▶ Layout annotation records
····················
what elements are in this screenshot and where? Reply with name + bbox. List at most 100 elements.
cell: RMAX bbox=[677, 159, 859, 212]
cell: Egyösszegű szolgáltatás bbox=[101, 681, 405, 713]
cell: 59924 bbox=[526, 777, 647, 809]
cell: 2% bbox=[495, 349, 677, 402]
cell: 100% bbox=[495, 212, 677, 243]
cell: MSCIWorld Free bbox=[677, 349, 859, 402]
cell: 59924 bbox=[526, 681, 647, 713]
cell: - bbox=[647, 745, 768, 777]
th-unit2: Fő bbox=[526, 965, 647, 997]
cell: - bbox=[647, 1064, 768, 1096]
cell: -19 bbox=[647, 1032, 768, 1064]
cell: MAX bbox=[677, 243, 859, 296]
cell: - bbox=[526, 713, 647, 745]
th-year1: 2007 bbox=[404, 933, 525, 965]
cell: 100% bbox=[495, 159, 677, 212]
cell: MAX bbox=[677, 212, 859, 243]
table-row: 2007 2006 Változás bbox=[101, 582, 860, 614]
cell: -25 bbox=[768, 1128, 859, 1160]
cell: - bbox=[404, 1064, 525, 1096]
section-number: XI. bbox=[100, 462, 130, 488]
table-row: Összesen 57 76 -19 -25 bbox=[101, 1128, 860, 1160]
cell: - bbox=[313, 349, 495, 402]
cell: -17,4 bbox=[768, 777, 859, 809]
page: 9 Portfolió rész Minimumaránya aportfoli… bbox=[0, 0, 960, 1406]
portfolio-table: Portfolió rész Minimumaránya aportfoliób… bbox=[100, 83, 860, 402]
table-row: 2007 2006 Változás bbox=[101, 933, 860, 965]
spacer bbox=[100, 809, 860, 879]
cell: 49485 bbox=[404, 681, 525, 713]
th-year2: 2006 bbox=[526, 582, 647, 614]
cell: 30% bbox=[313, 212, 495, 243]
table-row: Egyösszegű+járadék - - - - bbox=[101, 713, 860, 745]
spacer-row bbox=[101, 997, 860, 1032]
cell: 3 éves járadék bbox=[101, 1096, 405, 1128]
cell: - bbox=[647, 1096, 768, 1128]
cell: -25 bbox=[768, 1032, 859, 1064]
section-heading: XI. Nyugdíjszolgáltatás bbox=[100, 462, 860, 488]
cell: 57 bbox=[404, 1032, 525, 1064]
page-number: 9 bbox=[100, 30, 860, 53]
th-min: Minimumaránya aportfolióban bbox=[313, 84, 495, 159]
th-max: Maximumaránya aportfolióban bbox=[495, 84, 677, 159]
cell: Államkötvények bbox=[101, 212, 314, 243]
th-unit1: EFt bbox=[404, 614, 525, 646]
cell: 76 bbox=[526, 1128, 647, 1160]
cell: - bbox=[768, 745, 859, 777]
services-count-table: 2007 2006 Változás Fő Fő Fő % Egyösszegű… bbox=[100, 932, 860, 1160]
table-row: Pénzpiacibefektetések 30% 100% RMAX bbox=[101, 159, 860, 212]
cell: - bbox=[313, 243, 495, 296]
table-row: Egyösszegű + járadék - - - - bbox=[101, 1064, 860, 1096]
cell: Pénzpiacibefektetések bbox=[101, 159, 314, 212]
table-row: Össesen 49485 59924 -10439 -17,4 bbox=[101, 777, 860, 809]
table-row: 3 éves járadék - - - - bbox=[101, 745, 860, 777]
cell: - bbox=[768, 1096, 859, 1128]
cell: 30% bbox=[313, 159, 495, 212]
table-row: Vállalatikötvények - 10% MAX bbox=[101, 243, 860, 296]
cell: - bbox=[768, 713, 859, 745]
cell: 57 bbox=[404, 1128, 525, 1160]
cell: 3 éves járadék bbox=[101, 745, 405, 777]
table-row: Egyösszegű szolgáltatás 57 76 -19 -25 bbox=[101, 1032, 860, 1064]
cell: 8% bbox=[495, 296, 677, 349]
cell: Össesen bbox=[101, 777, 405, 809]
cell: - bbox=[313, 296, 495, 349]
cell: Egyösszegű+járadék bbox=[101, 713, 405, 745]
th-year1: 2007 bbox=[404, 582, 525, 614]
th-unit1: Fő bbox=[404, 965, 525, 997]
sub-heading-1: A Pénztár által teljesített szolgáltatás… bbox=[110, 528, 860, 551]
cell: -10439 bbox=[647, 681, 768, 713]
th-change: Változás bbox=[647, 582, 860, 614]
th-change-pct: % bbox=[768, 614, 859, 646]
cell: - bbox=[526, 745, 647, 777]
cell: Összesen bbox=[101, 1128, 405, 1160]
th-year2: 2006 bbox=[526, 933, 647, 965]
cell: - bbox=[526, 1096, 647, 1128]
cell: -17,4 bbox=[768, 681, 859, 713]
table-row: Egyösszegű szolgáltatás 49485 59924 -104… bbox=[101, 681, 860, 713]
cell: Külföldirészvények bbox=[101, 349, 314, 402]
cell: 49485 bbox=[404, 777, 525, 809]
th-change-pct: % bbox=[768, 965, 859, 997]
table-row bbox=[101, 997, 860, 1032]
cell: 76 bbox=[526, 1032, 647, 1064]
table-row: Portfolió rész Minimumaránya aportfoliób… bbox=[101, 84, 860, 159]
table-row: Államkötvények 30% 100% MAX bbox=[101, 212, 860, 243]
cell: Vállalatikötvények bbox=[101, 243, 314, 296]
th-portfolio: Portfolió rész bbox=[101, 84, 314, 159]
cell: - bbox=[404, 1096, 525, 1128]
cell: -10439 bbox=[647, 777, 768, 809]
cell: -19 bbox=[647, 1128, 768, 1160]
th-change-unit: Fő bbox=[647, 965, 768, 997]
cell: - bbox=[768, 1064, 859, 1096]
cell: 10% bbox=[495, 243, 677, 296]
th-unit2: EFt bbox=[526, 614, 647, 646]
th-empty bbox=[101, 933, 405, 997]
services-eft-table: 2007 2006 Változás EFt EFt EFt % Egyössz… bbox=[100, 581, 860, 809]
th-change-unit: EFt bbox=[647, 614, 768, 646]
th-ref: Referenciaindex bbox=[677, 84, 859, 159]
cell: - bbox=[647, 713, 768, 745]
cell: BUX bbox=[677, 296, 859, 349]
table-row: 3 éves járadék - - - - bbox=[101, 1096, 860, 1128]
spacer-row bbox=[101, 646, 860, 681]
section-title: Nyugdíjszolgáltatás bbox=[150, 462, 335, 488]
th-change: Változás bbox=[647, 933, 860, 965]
····················
▶ Task to carry out
Write out all these lines again, changing "Referenciaindex" to "Reference index" and keeping everything else the same.

▶ Exercise response
what elements are in this screenshot and where? Reply with name + bbox. List at most 100 elements.
cell: RMAX bbox=[677, 159, 859, 212]
cell: Egyösszegű szolgáltatás bbox=[101, 681, 405, 713]
cell: 59924 bbox=[526, 777, 647, 809]
cell: 2% bbox=[495, 349, 677, 402]
cell: 100% bbox=[495, 212, 677, 243]
cell: MSCIWorld Free bbox=[677, 349, 859, 402]
cell: 59924 bbox=[526, 681, 647, 713]
cell: - bbox=[647, 745, 768, 777]
th-unit2: Fő bbox=[526, 965, 647, 997]
cell: - bbox=[647, 1064, 768, 1096]
cell: -19 bbox=[647, 1032, 768, 1064]
cell: MAX bbox=[677, 243, 859, 296]
cell: - bbox=[526, 713, 647, 745]
th-year1: 2007 bbox=[404, 933, 525, 965]
cell: 100% bbox=[495, 159, 677, 212]
cell: MAX bbox=[677, 212, 859, 243]
table-row: 2007 2006 Változás bbox=[101, 582, 860, 614]
cell: -25 bbox=[768, 1128, 859, 1160]
cell: - bbox=[404, 1064, 525, 1096]
section-number: XI. bbox=[100, 462, 130, 488]
table-row: Összesen 57 76 -19 -25 bbox=[101, 1128, 860, 1160]
cell: - bbox=[313, 349, 495, 402]
cell: -17,4 bbox=[768, 777, 859, 809]
page: 9 Portfolió rész Minimumaránya aportfoli… bbox=[0, 0, 960, 1406]
portfolio-table: Portfolió rész Minimumaránya aportfoliób… bbox=[100, 83, 860, 402]
table-row: 2007 2006 Változás bbox=[101, 933, 860, 965]
spacer bbox=[100, 809, 860, 879]
cell: 49485 bbox=[404, 681, 525, 713]
th-year2: 2006 bbox=[526, 582, 647, 614]
cell: 30% bbox=[313, 212, 495, 243]
table-row: Egyösszegű+járadék - - - - bbox=[101, 713, 860, 745]
spacer-row bbox=[101, 997, 860, 1032]
cell: 3 éves járadék bbox=[101, 1096, 405, 1128]
cell: - bbox=[647, 1096, 768, 1128]
cell: -25 bbox=[768, 1032, 859, 1064]
section-heading: XI. Nyugdíjszolgáltatás bbox=[100, 462, 860, 488]
cell: 57 bbox=[404, 1032, 525, 1064]
page-number: 9 bbox=[100, 30, 860, 53]
th-min: Minimumaránya aportfolióban bbox=[313, 84, 495, 159]
th-max: Maximumaránya aportfolióban bbox=[495, 84, 677, 159]
cell: Államkötvények bbox=[101, 212, 314, 243]
th-unit1: EFt bbox=[404, 614, 525, 646]
cell: 76 bbox=[526, 1128, 647, 1160]
cell: - bbox=[768, 745, 859, 777]
services-count-table: 2007 2006 Változás Fő Fő Fő % Egyösszegű… bbox=[100, 932, 860, 1160]
table-row: Pénzpiacibefektetések 30% 100% RMAX bbox=[101, 159, 860, 212]
cell: - bbox=[313, 243, 495, 296]
table-row: Egyösszegű + járadék - - - - bbox=[101, 1064, 860, 1096]
cell: Pénzpiacibefektetések bbox=[101, 159, 314, 212]
table-row: Össesen 49485 59924 -10439 -17,4 bbox=[101, 777, 860, 809]
table-row: 3 éves járadék - - - - bbox=[101, 745, 860, 777]
cell: - bbox=[768, 1096, 859, 1128]
cell: 30% bbox=[313, 159, 495, 212]
table-row: Vállalatikötvények - 10% MAX bbox=[101, 243, 860, 296]
cell: - bbox=[768, 713, 859, 745]
cell: 57 bbox=[404, 1128, 525, 1160]
cell: 3 éves járadék bbox=[101, 745, 405, 777]
table-row: Egyösszegű szolgáltatás 57 76 -19 -25 bbox=[101, 1032, 860, 1064]
cell: 8% bbox=[495, 296, 677, 349]
cell: Össesen bbox=[101, 777, 405, 809]
cell: - bbox=[313, 296, 495, 349]
cell: Egyösszegű+járadék bbox=[101, 713, 405, 745]
th-year1: 2007 bbox=[404, 582, 525, 614]
th-unit1: Fő bbox=[404, 965, 525, 997]
sub-heading-1: A Pénztár által teljesített szolgáltatás… bbox=[110, 528, 860, 551]
cell: -10439 bbox=[647, 681, 768, 713]
th-change: Változás bbox=[647, 582, 860, 614]
th-change-pct: % bbox=[768, 614, 859, 646]
cell: - bbox=[526, 745, 647, 777]
cell: Összesen bbox=[101, 1128, 405, 1160]
th-year2: 2006 bbox=[526, 933, 647, 965]
cell: - bbox=[526, 1096, 647, 1128]
cell: -17,4 bbox=[768, 681, 859, 713]
table-row: Egyösszegű szolgáltatás 49485 59924 -104… bbox=[101, 681, 860, 713]
cell: Külföldirészvények bbox=[101, 349, 314, 402]
cell: 49485 bbox=[404, 777, 525, 809]
th-change-pct: % bbox=[768, 965, 859, 997]
table-row bbox=[101, 997, 860, 1032]
cell: 76 bbox=[526, 1032, 647, 1064]
table-row: Portfolió rész Minimumaránya aportfoliób… bbox=[101, 84, 860, 159]
table-row: Államkötvények 30% 100% MAX bbox=[101, 212, 860, 243]
cell: Vállalatikötvények bbox=[101, 243, 314, 296]
th-portfolio: Portfolió rész bbox=[101, 84, 314, 159]
cell: - bbox=[404, 1096, 525, 1128]
cell: -10439 bbox=[647, 777, 768, 809]
cell: -19 bbox=[647, 1128, 768, 1160]
th-change-unit: Fő bbox=[647, 965, 768, 997]
cell: - bbox=[768, 1064, 859, 1096]
cell: 10% bbox=[495, 243, 677, 296]
th-unit2: EFt bbox=[526, 614, 647, 646]
th-empty bbox=[101, 933, 405, 997]
services-eft-table: 2007 2006 Változás EFt EFt EFt % Egyössz… bbox=[100, 581, 860, 809]
th-change-unit: EFt bbox=[647, 614, 768, 646]
th-ref: Reference index bbox=[677, 84, 859, 159]
cell: - bbox=[647, 713, 768, 745]
cell: BUX bbox=[677, 296, 859, 349]
table-row: 3 éves járadék - - - - bbox=[101, 1096, 860, 1128]
spacer-row bbox=[101, 646, 860, 681]
section-title: Nyugdíjszolgáltatás bbox=[150, 462, 335, 488]
th-change: Változás bbox=[647, 933, 860, 965]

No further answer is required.